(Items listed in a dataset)

--------------------

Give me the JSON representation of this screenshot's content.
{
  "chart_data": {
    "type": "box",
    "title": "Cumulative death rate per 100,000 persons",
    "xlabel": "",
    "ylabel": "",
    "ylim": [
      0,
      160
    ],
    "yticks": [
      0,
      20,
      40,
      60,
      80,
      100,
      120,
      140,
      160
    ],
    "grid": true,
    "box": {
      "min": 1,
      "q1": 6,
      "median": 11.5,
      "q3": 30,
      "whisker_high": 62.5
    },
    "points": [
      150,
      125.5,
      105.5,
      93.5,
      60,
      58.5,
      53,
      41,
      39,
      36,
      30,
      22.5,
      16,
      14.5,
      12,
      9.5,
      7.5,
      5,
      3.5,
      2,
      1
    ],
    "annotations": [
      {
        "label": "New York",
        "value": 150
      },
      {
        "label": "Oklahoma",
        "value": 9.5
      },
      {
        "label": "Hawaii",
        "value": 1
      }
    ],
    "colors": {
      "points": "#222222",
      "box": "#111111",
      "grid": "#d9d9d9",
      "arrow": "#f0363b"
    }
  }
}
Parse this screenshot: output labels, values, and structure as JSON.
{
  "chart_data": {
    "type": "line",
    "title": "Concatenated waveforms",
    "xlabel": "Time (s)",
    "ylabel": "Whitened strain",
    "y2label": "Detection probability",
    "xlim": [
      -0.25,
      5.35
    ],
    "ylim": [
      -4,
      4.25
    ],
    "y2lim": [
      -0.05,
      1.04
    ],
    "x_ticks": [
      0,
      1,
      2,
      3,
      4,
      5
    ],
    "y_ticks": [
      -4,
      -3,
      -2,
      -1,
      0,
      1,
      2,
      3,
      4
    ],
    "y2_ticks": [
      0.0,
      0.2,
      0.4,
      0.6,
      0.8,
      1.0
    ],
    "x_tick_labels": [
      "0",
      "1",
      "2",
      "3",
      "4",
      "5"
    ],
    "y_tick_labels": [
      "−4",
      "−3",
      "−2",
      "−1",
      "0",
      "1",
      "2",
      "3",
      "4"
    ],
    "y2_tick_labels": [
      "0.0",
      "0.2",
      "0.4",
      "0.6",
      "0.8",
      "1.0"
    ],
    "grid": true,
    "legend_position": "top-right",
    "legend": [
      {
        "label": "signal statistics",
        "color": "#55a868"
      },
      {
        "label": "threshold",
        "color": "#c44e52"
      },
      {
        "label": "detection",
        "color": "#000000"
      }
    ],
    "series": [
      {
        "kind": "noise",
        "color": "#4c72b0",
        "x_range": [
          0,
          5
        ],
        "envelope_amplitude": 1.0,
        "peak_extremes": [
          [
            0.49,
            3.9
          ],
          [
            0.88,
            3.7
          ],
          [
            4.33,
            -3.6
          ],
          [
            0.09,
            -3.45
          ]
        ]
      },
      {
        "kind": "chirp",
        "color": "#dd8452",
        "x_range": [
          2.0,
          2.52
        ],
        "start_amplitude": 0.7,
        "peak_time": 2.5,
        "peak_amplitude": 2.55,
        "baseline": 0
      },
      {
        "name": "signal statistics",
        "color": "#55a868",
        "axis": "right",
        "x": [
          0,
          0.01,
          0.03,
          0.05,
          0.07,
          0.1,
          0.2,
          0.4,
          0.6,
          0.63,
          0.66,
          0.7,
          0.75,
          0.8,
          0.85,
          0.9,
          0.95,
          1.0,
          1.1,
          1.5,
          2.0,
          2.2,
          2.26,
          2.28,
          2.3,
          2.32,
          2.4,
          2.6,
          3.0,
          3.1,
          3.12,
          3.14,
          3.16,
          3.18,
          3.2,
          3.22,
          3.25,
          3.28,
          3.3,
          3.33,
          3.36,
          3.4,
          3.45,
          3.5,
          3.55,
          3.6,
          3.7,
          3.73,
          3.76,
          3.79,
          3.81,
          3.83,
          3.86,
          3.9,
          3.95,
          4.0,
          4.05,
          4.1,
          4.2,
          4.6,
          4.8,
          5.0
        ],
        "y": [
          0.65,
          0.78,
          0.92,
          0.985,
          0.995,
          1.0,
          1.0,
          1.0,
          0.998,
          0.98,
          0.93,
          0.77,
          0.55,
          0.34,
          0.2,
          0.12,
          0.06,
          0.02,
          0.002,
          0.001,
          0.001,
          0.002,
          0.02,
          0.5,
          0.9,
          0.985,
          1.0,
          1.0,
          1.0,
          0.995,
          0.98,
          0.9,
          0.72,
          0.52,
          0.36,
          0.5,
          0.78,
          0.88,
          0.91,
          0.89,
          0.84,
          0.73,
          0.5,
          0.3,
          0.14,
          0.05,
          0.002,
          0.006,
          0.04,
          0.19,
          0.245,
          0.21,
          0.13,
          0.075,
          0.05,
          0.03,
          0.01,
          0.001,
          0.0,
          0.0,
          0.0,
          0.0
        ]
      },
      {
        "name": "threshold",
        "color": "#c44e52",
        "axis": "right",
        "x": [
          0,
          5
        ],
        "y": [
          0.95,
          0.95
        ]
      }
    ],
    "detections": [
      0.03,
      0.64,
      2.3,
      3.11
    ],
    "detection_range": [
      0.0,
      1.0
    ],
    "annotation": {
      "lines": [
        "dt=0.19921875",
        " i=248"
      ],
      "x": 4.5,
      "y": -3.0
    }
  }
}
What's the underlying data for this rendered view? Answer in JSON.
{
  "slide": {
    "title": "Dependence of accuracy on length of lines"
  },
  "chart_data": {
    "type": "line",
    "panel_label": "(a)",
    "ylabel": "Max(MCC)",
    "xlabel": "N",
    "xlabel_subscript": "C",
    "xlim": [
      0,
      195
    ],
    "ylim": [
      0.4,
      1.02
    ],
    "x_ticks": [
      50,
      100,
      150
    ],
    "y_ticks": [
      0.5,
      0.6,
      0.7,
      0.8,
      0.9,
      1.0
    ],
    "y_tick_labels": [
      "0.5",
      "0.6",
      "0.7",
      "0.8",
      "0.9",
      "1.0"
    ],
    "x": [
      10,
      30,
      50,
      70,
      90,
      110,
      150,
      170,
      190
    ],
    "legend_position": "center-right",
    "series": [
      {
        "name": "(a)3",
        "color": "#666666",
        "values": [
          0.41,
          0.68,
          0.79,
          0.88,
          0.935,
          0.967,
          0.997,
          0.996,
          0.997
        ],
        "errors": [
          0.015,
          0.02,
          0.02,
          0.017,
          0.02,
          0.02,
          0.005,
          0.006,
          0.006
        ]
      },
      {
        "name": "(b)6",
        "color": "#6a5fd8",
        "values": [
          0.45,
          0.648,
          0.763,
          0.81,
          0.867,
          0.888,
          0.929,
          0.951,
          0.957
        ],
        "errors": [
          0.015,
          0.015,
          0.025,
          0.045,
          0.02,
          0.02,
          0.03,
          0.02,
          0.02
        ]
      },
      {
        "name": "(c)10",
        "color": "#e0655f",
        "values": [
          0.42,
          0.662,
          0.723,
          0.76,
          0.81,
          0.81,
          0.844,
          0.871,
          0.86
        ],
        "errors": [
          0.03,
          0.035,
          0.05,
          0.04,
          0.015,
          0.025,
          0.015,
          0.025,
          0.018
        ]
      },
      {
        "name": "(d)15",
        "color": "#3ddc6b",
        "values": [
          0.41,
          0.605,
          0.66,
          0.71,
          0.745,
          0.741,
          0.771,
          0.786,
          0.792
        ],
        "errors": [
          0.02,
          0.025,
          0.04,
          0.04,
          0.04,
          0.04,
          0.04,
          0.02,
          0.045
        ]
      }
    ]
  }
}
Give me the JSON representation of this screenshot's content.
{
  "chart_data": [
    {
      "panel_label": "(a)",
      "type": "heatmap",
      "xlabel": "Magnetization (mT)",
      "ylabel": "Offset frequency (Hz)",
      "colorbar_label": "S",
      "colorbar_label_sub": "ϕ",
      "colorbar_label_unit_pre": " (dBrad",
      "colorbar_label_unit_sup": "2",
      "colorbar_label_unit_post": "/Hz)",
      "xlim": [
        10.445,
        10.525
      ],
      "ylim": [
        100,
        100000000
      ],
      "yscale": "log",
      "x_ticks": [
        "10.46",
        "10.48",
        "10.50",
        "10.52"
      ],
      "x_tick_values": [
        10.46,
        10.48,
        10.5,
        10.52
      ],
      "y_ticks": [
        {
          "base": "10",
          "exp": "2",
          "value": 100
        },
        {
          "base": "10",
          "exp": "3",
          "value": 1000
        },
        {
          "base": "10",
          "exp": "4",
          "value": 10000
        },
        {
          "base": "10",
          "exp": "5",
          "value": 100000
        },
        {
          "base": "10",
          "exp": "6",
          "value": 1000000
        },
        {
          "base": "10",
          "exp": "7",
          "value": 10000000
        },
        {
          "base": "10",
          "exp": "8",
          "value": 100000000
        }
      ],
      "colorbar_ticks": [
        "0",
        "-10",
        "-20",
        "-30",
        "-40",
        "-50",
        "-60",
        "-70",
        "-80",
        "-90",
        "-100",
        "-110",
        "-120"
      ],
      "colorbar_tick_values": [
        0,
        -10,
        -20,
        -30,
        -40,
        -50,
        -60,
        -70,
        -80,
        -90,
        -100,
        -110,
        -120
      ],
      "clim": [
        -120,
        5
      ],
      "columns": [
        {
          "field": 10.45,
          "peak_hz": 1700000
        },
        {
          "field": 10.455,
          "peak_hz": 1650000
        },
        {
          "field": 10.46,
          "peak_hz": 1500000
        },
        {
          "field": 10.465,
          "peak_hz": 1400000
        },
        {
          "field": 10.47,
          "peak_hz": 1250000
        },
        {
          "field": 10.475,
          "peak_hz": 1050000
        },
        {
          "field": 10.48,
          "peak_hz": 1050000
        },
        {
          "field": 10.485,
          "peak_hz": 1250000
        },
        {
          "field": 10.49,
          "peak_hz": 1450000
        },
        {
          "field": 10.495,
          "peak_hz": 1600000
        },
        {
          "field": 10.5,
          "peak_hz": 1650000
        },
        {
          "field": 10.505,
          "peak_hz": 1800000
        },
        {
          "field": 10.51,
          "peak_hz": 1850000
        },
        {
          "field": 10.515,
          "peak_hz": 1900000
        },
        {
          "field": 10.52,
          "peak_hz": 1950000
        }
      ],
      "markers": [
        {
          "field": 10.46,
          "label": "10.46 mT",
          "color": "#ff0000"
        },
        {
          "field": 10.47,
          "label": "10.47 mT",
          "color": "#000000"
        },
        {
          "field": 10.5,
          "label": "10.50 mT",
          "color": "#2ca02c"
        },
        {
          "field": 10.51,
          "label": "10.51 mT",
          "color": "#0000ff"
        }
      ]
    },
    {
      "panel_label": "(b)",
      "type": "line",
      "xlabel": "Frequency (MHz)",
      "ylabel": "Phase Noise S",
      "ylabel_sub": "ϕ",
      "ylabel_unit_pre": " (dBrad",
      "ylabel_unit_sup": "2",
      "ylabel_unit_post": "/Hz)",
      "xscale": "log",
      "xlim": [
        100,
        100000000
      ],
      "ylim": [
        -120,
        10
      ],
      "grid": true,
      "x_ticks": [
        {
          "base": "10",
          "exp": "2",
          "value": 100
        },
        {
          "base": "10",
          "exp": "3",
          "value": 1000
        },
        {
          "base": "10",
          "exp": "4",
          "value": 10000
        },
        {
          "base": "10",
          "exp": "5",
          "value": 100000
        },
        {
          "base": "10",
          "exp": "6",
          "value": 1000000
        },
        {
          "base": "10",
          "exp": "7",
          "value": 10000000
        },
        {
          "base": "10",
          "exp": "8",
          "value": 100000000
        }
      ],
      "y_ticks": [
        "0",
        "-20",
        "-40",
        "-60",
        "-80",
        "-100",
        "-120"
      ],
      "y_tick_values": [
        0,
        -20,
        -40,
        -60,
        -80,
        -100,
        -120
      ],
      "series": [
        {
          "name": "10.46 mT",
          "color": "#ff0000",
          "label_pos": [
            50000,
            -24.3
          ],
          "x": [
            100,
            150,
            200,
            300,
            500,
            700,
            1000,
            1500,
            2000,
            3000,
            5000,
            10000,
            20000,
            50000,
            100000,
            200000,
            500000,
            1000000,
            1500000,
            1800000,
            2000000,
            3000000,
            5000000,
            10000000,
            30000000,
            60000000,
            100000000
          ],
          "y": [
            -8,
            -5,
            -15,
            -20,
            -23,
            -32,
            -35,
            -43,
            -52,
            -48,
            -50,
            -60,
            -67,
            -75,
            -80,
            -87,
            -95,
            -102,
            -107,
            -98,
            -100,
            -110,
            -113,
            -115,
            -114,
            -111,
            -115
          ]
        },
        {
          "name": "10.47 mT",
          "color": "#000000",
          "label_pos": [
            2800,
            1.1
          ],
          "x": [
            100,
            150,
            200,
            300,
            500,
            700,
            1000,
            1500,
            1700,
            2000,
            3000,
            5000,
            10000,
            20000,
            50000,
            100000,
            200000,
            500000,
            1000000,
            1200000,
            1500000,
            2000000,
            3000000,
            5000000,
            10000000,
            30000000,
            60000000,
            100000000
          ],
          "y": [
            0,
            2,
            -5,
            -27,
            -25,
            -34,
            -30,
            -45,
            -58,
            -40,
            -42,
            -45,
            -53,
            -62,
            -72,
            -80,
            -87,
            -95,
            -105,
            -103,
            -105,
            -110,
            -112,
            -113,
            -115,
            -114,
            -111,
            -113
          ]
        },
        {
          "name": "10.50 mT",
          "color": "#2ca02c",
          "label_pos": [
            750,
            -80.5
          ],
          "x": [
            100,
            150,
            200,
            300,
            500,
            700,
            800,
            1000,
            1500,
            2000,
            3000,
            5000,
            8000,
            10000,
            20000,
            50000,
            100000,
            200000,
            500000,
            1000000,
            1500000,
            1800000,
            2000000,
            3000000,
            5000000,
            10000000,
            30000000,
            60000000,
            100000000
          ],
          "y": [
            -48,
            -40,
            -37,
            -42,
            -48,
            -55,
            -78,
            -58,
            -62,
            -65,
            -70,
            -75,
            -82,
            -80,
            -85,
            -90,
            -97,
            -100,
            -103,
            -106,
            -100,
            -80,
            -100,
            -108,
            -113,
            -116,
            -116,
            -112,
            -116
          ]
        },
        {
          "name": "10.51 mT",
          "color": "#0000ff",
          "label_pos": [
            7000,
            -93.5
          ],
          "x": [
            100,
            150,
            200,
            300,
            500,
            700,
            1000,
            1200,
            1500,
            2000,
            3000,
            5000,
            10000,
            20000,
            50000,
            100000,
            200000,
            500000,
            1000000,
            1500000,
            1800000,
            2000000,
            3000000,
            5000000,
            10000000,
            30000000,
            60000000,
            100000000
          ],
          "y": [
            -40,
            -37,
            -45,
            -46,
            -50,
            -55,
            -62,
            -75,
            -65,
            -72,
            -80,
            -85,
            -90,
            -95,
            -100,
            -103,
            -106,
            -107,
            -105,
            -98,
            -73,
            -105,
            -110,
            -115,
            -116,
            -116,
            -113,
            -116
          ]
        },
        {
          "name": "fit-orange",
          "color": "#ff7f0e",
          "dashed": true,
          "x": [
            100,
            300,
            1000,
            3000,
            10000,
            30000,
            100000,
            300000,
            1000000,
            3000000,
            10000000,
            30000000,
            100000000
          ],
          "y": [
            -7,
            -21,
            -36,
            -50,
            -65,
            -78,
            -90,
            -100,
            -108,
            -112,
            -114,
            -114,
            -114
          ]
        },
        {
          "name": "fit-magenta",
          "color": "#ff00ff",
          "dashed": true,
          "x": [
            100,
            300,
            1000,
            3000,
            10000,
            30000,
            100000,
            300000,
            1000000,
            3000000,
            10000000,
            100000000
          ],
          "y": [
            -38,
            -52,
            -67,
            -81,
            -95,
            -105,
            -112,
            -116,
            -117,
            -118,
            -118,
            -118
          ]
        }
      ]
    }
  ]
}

--------------------

=== SHORT EXERCISE ===
Each line that holds the word "statistics" is to be copied.

=== FULL ANSWER ===
        "label": "signal statistics",
        "name": "signal statistics",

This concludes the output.